_Written exercise A_:
According to the expense report excerpt, why did consulting fees rise in 2012?

_Selected text_:
※ ※ ※
Advertising: Advertising costs increased by $66 thousand over 2011. Advertising and promotion efforts in 2012 focused on brand recognition in our various markets and a deposit acquisition campaign designed to take advantage of some local deposit market disruption. In 2012, a new community office opened in Mechanicsburg, PA and special promotional efforts were taken to announce and market its opening. In addition, the Bank released a new version of its website (www.fmtrustonline.com) and introduced a mobile banking application in early 2013. The expenses associated with these projects were recognized in 2012.

 

Legal and professional fees: This category consists of fees paid to outside legal counsel, consultants, and audit fees. These fees increased slightly over 2011. Internal and external audit fees remained flat over 2011 and consulting fees increased $19 thousand, primarily due to external loan review services.

 

Data processing: The largest cost in this category is the expense associated with the Bank’s core processing system and related services, and accounted for $1.2 million of the total data processing cost of $1.6 million.

 

Other: Other noninterest expense was $4.0 million in 2012, representing just a 1.9% increase over 2011. The Bank continued to prepay FHLB debt in 2012 and incurred $439 thousand in penalties compared to $344 thousand in 2011. Charitable donations to local organizations, loan collection, and the Bank’s capital stock tax increased over 2011, while postage costs decreased. Loan collection expense was $255 thousand in 2012 compared to $288 thousand in 2011.
※ ※ ※
_Written exercise B_:
Copy out the records word for word, covering the stretch from the first line of the records through the line that contains "tweet-time[interactable]: 9m bbox=[319, 22, 340, 39]".

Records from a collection
※ ※ ※
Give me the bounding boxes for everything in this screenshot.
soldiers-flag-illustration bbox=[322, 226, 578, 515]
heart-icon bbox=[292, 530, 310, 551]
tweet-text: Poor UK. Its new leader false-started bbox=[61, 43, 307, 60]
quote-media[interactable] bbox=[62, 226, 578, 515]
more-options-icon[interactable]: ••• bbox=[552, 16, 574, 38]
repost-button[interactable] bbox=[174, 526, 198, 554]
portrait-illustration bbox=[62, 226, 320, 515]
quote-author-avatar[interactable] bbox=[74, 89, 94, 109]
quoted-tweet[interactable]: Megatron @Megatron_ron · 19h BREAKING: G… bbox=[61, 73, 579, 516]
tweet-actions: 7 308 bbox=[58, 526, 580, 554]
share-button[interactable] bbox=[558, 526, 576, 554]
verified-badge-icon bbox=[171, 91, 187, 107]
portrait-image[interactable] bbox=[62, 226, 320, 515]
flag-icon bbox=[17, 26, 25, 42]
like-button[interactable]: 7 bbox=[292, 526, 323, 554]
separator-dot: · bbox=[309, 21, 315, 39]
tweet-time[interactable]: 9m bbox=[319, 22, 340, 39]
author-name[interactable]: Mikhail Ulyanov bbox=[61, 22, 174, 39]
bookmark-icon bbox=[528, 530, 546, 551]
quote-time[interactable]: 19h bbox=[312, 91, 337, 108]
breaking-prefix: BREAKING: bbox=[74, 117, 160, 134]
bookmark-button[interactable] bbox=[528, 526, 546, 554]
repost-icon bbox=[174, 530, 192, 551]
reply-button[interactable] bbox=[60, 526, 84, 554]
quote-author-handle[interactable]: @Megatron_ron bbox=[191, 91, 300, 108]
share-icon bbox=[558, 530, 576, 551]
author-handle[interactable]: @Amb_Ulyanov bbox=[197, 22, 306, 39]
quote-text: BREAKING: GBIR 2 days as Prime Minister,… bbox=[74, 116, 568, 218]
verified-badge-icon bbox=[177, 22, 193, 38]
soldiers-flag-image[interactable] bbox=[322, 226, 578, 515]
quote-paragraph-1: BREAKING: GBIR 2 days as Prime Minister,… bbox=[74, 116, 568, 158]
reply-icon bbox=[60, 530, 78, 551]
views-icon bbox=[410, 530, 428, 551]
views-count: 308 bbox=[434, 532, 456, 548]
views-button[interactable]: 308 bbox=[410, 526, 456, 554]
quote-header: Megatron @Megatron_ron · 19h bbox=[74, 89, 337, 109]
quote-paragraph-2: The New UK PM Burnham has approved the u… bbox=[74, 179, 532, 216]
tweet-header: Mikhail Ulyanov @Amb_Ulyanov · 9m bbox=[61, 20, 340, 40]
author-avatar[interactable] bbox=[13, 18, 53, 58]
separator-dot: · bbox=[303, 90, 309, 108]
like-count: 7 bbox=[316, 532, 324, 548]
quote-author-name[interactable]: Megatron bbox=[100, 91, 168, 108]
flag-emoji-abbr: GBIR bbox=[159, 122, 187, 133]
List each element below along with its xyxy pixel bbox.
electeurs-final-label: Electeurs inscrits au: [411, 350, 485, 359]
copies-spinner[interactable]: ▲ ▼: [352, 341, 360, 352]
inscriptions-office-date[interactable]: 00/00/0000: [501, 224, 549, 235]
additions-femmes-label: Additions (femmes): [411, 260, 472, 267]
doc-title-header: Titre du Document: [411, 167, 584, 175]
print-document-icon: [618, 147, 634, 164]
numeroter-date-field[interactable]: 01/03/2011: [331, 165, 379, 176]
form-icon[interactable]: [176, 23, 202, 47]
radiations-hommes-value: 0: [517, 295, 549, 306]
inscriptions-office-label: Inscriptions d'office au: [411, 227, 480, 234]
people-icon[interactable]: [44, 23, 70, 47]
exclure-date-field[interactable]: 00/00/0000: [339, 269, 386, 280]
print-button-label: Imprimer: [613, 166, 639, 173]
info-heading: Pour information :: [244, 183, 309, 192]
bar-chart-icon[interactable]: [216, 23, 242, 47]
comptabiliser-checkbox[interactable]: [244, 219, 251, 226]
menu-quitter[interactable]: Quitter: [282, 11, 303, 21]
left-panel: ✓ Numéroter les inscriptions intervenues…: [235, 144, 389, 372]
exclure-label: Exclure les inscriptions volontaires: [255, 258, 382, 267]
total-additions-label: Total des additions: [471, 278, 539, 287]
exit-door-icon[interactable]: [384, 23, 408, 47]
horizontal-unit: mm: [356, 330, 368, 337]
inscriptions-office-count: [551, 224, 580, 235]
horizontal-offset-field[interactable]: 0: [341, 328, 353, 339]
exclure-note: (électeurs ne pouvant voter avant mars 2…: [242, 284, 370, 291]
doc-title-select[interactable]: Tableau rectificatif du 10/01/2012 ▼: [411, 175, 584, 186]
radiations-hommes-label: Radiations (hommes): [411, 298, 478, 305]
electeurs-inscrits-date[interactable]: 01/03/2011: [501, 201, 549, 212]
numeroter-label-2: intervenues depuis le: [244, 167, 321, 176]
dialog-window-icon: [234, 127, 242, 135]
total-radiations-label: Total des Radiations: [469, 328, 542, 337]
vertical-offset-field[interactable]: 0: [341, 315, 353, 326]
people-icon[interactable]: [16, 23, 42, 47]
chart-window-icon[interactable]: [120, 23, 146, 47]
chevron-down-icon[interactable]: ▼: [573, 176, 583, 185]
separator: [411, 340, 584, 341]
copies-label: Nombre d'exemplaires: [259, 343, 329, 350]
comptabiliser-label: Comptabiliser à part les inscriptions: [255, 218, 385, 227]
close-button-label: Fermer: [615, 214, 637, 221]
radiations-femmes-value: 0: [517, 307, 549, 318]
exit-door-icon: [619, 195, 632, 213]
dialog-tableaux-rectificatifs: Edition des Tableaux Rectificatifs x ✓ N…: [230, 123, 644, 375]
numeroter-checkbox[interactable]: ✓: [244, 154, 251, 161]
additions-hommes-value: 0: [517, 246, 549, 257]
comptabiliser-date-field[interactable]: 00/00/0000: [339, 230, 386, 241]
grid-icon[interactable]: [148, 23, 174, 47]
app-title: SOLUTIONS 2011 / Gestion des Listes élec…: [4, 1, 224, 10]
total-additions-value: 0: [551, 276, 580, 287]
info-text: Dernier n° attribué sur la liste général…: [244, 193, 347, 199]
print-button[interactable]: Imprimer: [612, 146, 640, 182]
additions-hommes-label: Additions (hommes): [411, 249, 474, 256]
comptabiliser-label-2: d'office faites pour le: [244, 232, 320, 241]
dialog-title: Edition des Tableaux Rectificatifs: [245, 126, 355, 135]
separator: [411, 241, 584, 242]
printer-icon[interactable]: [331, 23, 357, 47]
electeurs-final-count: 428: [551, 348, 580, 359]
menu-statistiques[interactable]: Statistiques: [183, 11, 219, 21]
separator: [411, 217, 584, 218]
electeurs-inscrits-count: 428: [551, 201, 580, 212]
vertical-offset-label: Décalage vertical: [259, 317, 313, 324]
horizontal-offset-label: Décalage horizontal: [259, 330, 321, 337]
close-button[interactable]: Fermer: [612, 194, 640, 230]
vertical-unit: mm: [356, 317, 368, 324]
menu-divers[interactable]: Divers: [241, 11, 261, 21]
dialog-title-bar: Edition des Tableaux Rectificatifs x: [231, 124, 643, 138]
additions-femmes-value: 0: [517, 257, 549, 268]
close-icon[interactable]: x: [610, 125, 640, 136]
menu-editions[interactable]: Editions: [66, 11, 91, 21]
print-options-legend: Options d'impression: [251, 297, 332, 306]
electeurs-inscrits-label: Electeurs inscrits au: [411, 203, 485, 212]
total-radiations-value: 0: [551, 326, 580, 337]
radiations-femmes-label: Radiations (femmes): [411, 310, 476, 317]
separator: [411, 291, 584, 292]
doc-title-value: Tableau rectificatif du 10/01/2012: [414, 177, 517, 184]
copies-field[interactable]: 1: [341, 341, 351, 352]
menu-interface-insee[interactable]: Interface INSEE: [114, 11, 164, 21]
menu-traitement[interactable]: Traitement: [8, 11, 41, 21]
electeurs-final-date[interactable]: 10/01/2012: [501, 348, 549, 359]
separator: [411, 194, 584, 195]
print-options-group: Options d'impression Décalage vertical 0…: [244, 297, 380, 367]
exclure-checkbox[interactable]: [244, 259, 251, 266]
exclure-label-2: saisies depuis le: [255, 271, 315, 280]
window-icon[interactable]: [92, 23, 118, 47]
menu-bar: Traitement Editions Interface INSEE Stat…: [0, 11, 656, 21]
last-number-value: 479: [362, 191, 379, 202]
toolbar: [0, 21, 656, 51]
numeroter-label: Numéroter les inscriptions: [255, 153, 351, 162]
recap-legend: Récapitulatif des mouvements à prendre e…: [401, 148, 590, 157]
※ ※ ※
_Worked solution A_:
Consulting fees rose by $19 thousand in 2012, and the excerpt attributes the increase primarily to external loan review services.

_Worked solution B_:
Give me the bounding boxes for everything in this screenshot.
soldiers-flag-illustration bbox=[322, 226, 578, 515]
heart-icon bbox=[292, 530, 310, 551]
tweet-text: Poor UK. Its new leader false-started bbox=[61, 43, 307, 60]
quote-media[interactable] bbox=[62, 226, 578, 515]
more-options-icon[interactable]: ••• bbox=[552, 16, 574, 38]
repost-button[interactable] bbox=[174, 526, 198, 554]
portrait-illustration bbox=[62, 226, 320, 515]
quote-author-avatar[interactable] bbox=[74, 89, 94, 109]
quoted-tweet[interactable]: Megatron @Megatron_ron · 19h BREAKING: G… bbox=[61, 73, 579, 516]
tweet-actions: 7 308 bbox=[58, 526, 580, 554]
share-button[interactable] bbox=[558, 526, 576, 554]
verified-badge-icon bbox=[171, 91, 187, 107]
portrait-image[interactable] bbox=[62, 226, 320, 515]
flag-icon bbox=[17, 26, 25, 42]
like-button[interactable]: 7 bbox=[292, 526, 323, 554]
separator-dot: · bbox=[309, 21, 315, 39]
tweet-time[interactable]: 9m bbox=[319, 22, 340, 39]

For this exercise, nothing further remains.